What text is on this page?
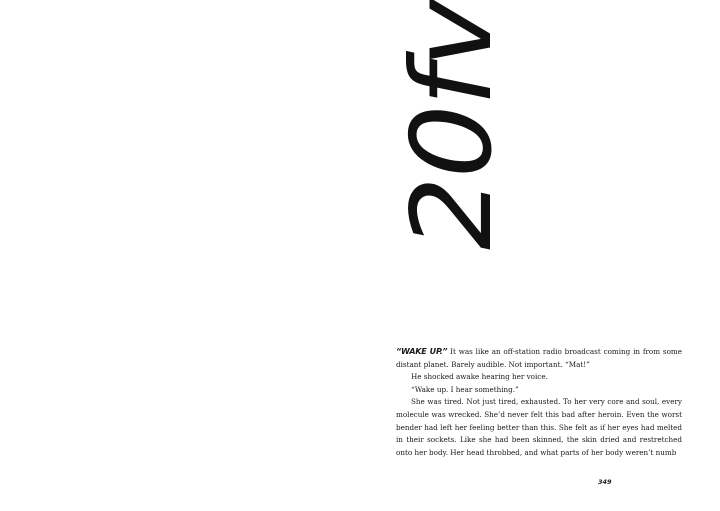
20fv

“WAKE UP.” It was like an off-station radio broadcast coming in from some distant planet. Barely audible. Not important. “Mat!”

He shocked awake hearing her voice.

“Wake up. I hear something.”

She was tired. Not just tired, exhausted. To her very core and soul, every molecule was wrecked. She’d never felt this bad after heroin. Even the worst bender had left her feeling better than this. She felt as if her eyes had melted in their sockets. Like she had been skinned, the skin dried and restretched onto her body. Her head throbbed, and what parts of her body weren’t numb

349
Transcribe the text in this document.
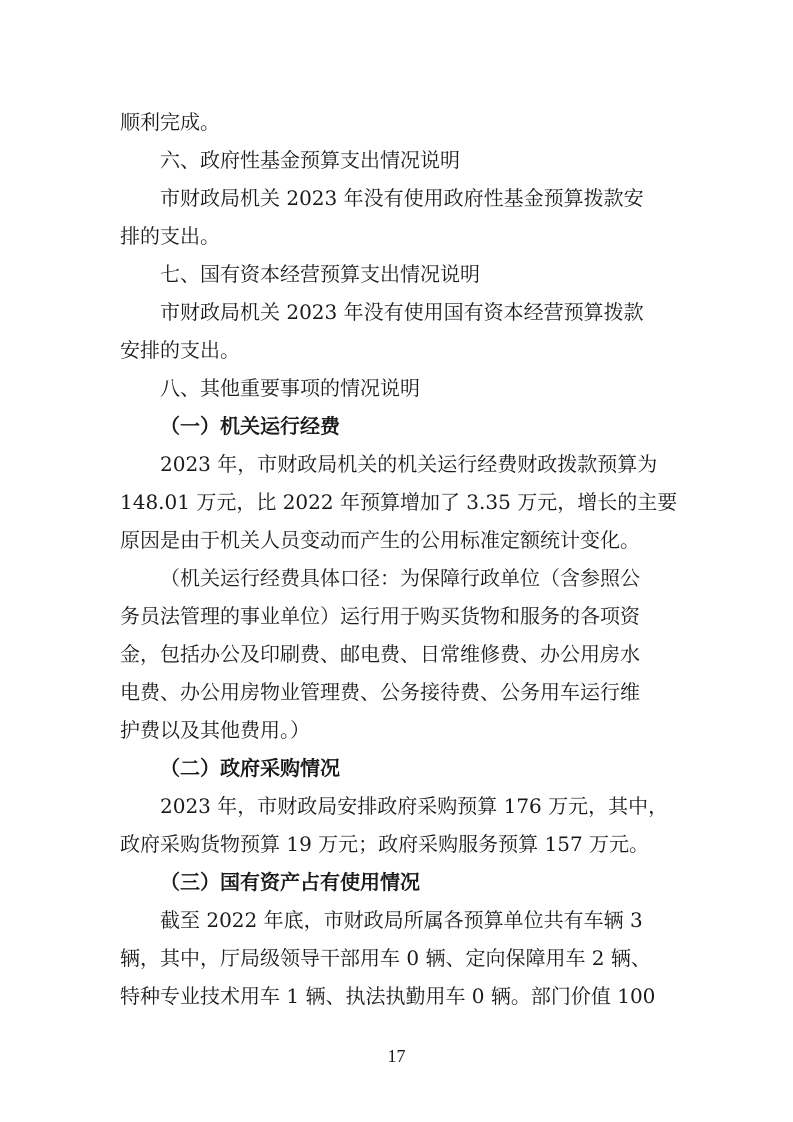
顺利完成。
六、政府性基金预算支出情况说明
市财政局机关 2023 年没有使用政府性基金预算拨款安
排的支出。
七、国有资本经营预算支出情况说明
市财政局机关 2023 年没有使用国有资本经营预算拨款
安排的支出。
八、其他重要事项的情况说明
（一）机关运行经费
2023 年，市财政局机关的机关运行经费财政拨款预算为
148.01 万元，比 2022 年预算增加了 3.35 万元，增长的主要
原因是由于机关人员变动而产生的公用标准定额统计变化。
（机关运行经费具体口径：为保障行政单位（含参照公
务员法管理的事业单位）运行用于购买货物和服务的各项资
金，包括办公及印刷费、邮电费、日常维修费、办公用房水
电费、办公用房物业管理费、公务接待费、公务用车运行维
护费以及其他费用。）
（二）政府采购情况
2023 年，市财政局安排政府采购预算 176 万元，其中，
政府采购货物预算 19 万元；政府采购服务预算 157 万元。
（三）国有资产占有使用情况
截至 2022 年底，市财政局所属各预算单位共有车辆 3
辆，其中，厅局级领导干部用车 0 辆、定向保障用车 2 辆、
特种专业技术用车 1 辆、执法执勤用车 0 辆。部门价值 100
17
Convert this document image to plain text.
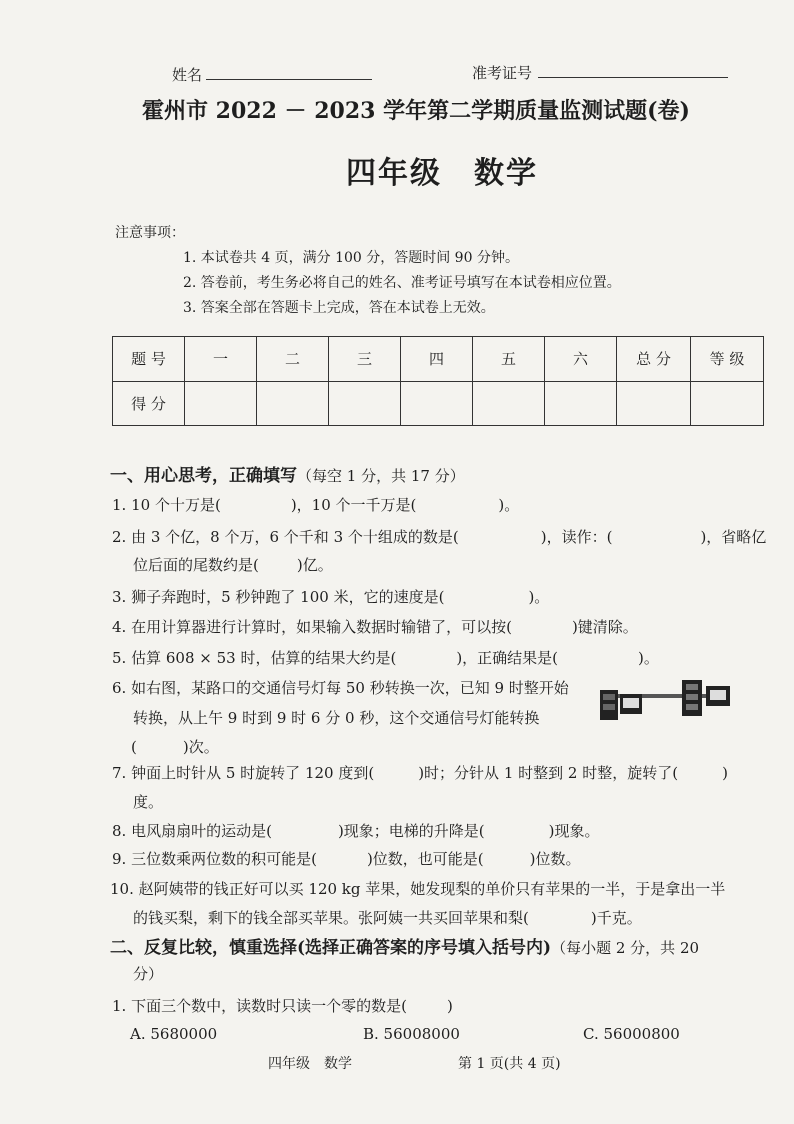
姓名	准考证号
霍州市 2022 － 2023 学年第二学期质量监测试题(卷)
四年级　数学
注意事项：
1. 本试卷共 4 页，满分 100 分，答题时间 90 分钟。
2. 答卷前，考生务必将自己的姓名、准考证号填写在本试卷相应位置。
3. 答案全部在答题卡上完成，答在本试卷上无效。
题 号	一	二	三	四	五	六	总 分	等 级
得 分								
一、用心思考，正确填写（每空 1 分，共 17 分）
1. 10 个十万是(	)，10 个一千万是(	)。
2. 由 3 个亿，8 个万，6 个千和 3 个十组成的数是(	)，读作：(	)，省略亿
位后面的尾数约是(	)亿。
3. 狮子奔跑时，5 秒钟跑了 100 米，它的速度是(	)。
4. 在用计算器进行计算时，如果输入数据时输错了，可以按(	)键清除。
5. 估算 608 × 53 时，估算的结果大约是(	)，正确结果是(	)。
6. 如右图，某路口的交通信号灯每 50 秒转换一次，已知 9 时整开始
转换，从上午 9 时到 9 时 6 分 0 秒，这个交通信号灯能转换
(	)次。
7. 钟面上时针从 5 时旋转了 120 度到(	)时；分针从 1 时整到 2 时整，旋转了(	)
度。
8. 电风扇扇叶的运动是(	)现象；电梯的升降是(	)现象。
9. 三位数乘两位数的积可能是(	)位数，也可能是(	)位数。
10. 赵阿姨带的钱正好可以买 120 kg 苹果，她发现梨的单价只有苹果的一半，于是拿出一半
的钱买梨，剩下的钱全部买苹果。张阿姨一共买回苹果和梨(	)千克。
二、反复比较，慎重选择(选择正确答案的序号填入括号内)（每小题 2 分，共 20
分）
1. 下面三个数中，读数时只读一个零的数是(	)
A. 5680000	B. 56008000	C. 56000800
四年级　数学	第 1 页(共 4 页)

**PROBLEM STATEMENT**
Please set down each line of the data above exactly as written, without the pictures.

**RESPONSE BELOW**
What text is on this page?
20fv

“WAKE UP.” It was like an off-station radio broadcast coming in from some distant planet. Barely audible. Not important. “Mat!”

He shocked awake hearing her voice.

“Wake up. I hear something.”

She was tired. Not just tired, exhausted. To her very core and soul, every molecule was wrecked. She’d never felt this bad after heroin. Even the worst bender had left her feeling better than this. She felt as if her eyes had melted in their sockets. Like she had been skinned, the skin dried and restretched onto her body. Her head throbbed, and what parts of her body weren’t numb

349
Transcribe the text in this document.
顺利完成。
六、政府性基金预算支出情况说明
市财政局机关 2023 年没有使用政府性基金预算拨款安
排的支出。
七、国有资本经营预算支出情况说明
市财政局机关 2023 年没有使用国有资本经营预算拨款
安排的支出。
八、其他重要事项的情况说明
（一）机关运行经费
2023 年，市财政局机关的机关运行经费财政拨款预算为
148.01 万元，比 2022 年预算增加了 3.35 万元，增长的主要
原因是由于机关人员变动而产生的公用标准定额统计变化。
（机关运行经费具体口径：为保障行政单位（含参照公
务员法管理的事业单位）运行用于购买货物和服务的各项资
金，包括办公及印刷费、邮电费、日常维修费、办公用房水
电费、办公用房物业管理费、公务接待费、公务用车运行维
护费以及其他费用。）
（二）政府采购情况
2023 年，市财政局安排政府采购预算 176 万元，其中，
政府采购货物预算 19 万元；政府采购服务预算 157 万元。
（三）国有资产占有使用情况
截至 2022 年底，市财政局所属各预算单位共有车辆 3
辆，其中，厅局级领导干部用车 0 辆、定向保障用车 2 辆、
特种专业技术用车 1 辆、执法执勤用车 0 辆。部门价值 100
17
Convert this document image to plain text.
姓名	准考证号
霍州市 2022 － 2023 学年第二学期质量监测试题(卷)
四年级　数学
注意事项：
1. 本试卷共 4 页，满分 100 分，答题时间 90 分钟。
2. 答卷前，考生务必将自己的姓名、准考证号填写在本试卷相应位置。
3. 答案全部在答题卡上完成，答在本试卷上无效。
题 号	一	二	三	四	五	六	总 分	等 级
得 分								
一、用心思考，正确填写（每空 1 分，共 17 分）
1. 10 个十万是(	)，10 个一千万是(	)。
2. 由 3 个亿，8 个万，6 个千和 3 个十组成的数是(	)，读作：(	)，省略亿
位后面的尾数约是(	)亿。
3. 狮子奔跑时，5 秒钟跑了 100 米，它的速度是(	)。
4. 在用计算器进行计算时，如果输入数据时输错了，可以按(	)键清除。
5. 估算 608 × 53 时，估算的结果大约是(	)，正确结果是(	)。
6. 如右图，某路口的交通信号灯每 50 秒转换一次，已知 9 时整开始
转换，从上午 9 时到 9 时 6 分 0 秒，这个交通信号灯能转换
(	)次。
7. 钟面上时针从 5 时旋转了 120 度到(	)时；分针从 1 时整到 2 时整，旋转了(	)
度。
8. 电风扇扇叶的运动是(	)现象；电梯的升降是(	)现象。
9. 三位数乘两位数的积可能是(	)位数，也可能是(	)位数。
10. 赵阿姨带的钱正好可以买 120 kg 苹果，她发现梨的单价只有苹果的一半，于是拿出一半
的钱买梨，剩下的钱全部买苹果。张阿姨一共买回苹果和梨(	)千克。
二、反复比较，慎重选择(选择正确答案的序号填入括号内)（每小题 2 分，共 20
分）
1. 下面三个数中，读数时只读一个零的数是(	)
A. 5680000	B. 56008000	C. 56000800
四年级　数学	第 1 页(共 4 页)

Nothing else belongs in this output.